EXERCISE BRIEF:
Below is a listing. Gather each line of it that contains "grid".

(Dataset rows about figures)
* * * * *

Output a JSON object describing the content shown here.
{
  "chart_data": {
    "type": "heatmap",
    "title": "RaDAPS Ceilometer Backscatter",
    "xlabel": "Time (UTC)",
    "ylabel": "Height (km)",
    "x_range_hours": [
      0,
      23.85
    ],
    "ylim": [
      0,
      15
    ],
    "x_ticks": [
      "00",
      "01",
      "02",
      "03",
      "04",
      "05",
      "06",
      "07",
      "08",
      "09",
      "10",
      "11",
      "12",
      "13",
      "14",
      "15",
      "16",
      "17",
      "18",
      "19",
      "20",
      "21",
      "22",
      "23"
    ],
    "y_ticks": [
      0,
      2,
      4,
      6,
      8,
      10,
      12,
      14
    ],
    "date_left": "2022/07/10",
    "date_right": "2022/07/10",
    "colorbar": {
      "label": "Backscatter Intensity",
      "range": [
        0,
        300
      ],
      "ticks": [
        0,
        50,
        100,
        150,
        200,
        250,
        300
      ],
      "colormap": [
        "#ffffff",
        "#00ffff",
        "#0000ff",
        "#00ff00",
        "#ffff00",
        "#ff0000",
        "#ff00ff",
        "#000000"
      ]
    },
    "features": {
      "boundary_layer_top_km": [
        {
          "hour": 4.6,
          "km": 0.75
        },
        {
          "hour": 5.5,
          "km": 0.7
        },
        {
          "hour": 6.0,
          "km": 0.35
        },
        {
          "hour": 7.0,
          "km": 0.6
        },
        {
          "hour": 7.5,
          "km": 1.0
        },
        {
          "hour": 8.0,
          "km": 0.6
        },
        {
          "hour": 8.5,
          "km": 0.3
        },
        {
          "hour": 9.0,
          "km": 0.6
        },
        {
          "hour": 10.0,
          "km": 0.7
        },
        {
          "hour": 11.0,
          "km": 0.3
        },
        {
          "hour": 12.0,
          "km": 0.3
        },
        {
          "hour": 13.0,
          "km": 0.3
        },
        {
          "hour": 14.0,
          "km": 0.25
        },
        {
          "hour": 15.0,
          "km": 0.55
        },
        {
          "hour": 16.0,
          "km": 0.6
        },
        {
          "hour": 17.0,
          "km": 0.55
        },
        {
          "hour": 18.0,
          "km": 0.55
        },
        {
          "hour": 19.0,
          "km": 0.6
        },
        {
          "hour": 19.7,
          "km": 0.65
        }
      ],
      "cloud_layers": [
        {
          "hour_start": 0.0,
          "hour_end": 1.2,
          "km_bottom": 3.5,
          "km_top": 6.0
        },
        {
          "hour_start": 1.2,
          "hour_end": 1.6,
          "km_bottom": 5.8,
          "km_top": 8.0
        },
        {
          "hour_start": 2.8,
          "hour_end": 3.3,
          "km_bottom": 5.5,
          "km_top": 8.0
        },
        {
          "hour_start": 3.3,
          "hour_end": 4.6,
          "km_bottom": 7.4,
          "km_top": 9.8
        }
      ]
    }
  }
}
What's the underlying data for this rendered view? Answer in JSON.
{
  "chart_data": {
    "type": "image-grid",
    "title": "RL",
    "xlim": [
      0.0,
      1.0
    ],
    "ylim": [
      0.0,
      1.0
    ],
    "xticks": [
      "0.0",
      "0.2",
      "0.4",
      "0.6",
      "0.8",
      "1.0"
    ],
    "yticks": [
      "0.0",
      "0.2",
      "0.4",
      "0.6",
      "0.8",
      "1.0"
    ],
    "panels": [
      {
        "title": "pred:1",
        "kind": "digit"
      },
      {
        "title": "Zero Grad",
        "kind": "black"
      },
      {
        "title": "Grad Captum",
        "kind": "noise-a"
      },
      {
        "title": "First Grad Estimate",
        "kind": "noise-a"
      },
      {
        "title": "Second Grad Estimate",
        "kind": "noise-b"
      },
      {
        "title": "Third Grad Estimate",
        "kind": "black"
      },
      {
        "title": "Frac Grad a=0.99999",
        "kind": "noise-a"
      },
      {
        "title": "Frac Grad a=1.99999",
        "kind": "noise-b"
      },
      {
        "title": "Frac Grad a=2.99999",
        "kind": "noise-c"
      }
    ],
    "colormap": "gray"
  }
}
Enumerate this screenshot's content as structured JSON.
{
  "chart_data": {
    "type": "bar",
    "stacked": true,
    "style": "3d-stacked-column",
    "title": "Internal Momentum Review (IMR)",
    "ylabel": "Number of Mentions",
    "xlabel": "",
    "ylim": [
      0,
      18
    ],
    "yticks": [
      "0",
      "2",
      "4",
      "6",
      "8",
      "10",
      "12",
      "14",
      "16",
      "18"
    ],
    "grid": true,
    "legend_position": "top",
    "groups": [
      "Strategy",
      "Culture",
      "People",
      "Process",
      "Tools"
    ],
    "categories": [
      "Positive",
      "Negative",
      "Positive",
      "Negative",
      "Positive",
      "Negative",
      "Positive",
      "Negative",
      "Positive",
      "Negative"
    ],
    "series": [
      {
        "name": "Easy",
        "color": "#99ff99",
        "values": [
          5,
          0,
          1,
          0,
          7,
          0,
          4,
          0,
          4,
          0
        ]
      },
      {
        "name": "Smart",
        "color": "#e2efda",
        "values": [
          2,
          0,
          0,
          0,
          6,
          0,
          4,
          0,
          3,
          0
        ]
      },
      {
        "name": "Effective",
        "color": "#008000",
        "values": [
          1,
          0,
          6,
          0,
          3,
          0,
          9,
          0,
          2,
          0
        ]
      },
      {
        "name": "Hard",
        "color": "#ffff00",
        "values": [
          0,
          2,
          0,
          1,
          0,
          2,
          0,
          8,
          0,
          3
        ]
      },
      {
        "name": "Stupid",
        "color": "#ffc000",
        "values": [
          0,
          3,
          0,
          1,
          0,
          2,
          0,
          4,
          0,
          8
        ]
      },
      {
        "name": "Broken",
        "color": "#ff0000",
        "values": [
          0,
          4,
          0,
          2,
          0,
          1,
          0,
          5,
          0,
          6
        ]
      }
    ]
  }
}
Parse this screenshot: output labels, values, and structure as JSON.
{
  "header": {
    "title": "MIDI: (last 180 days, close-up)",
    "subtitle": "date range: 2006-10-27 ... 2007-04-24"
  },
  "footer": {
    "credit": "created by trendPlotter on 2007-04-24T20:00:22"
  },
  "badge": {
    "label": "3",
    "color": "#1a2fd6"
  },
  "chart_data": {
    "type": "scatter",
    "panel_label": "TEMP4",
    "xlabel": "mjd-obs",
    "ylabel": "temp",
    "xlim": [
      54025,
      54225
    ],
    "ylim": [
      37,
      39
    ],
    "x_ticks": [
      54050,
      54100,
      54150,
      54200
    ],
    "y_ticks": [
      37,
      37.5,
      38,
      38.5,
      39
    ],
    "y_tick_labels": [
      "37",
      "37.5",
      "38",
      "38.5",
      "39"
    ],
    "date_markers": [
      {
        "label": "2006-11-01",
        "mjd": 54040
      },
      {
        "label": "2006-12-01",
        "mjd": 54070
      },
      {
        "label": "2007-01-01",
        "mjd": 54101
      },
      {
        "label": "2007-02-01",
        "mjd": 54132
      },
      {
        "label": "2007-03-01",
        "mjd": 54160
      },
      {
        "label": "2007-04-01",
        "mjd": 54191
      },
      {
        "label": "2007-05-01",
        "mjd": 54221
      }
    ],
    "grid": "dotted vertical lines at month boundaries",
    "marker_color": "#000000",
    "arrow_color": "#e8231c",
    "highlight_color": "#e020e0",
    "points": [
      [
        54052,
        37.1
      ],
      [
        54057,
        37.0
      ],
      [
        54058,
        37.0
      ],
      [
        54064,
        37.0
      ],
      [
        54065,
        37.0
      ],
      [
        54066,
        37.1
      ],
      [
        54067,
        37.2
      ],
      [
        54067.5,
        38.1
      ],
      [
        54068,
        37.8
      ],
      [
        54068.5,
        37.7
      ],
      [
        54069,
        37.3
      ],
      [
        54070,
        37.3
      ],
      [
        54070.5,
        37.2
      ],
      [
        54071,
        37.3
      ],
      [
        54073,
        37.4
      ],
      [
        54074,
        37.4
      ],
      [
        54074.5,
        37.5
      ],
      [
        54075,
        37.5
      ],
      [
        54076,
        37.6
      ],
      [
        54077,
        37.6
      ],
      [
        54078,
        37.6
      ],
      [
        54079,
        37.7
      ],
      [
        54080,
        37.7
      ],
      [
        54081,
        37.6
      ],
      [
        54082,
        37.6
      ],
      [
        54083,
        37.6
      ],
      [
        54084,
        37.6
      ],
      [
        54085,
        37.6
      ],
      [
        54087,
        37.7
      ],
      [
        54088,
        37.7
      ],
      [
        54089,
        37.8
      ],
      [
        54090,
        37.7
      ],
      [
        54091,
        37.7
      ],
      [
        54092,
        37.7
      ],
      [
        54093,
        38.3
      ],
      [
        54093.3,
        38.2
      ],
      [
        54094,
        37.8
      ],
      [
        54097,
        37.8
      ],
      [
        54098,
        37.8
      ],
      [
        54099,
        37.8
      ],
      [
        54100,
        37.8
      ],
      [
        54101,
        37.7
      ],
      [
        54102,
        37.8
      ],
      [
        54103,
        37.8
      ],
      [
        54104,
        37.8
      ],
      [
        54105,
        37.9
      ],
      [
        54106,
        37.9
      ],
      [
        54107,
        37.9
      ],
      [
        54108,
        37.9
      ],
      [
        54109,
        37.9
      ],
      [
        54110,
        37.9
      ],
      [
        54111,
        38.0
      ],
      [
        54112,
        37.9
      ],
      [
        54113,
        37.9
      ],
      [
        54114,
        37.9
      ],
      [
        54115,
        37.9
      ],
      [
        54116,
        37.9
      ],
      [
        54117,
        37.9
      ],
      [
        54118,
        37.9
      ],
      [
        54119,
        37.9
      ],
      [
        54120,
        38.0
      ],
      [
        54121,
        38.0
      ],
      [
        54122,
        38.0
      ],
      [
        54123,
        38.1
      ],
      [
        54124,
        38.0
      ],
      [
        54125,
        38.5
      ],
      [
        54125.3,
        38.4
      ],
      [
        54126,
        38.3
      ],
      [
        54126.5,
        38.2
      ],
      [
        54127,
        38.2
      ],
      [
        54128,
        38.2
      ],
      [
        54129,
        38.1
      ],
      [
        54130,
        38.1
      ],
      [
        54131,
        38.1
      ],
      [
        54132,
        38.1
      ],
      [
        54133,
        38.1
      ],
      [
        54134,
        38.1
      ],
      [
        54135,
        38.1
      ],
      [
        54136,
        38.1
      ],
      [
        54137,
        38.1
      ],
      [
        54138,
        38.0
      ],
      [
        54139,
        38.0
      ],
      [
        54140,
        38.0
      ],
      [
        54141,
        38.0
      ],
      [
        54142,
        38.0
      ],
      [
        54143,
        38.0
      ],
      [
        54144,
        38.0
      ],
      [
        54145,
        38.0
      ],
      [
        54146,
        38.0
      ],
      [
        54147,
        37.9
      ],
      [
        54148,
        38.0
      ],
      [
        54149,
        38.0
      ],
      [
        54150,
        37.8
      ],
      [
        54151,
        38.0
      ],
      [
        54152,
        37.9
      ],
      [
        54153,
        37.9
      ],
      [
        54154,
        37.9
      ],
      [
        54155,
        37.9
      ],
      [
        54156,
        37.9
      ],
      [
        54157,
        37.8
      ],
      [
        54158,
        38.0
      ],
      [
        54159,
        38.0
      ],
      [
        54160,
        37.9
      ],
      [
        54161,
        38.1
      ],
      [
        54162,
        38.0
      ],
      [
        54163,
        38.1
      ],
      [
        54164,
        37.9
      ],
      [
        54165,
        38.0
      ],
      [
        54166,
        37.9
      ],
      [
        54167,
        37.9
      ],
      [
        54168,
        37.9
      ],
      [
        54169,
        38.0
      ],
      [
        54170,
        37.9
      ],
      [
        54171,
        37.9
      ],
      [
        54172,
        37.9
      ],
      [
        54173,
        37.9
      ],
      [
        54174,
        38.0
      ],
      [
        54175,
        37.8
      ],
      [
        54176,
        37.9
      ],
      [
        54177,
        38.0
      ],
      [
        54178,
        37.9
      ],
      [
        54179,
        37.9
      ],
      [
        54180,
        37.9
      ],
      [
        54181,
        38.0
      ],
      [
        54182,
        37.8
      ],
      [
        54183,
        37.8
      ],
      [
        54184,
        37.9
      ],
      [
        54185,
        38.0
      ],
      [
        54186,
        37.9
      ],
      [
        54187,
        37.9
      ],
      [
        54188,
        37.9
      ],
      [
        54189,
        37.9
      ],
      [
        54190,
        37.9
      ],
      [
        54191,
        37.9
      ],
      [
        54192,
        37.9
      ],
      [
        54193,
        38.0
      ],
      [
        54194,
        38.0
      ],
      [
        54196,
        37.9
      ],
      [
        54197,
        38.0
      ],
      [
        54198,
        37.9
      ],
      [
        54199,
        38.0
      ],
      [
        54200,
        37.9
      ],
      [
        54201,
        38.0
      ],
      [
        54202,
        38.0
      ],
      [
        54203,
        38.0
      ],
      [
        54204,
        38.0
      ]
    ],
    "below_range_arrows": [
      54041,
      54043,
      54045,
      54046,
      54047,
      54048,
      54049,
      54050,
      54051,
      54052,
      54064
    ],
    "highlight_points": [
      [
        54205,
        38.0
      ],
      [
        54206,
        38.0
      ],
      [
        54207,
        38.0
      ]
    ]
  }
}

* * * * *

THE OUTPUT:
    "type": "image-grid",
    "grid": true,
    "grid": "dotted vertical lines at month boundaries",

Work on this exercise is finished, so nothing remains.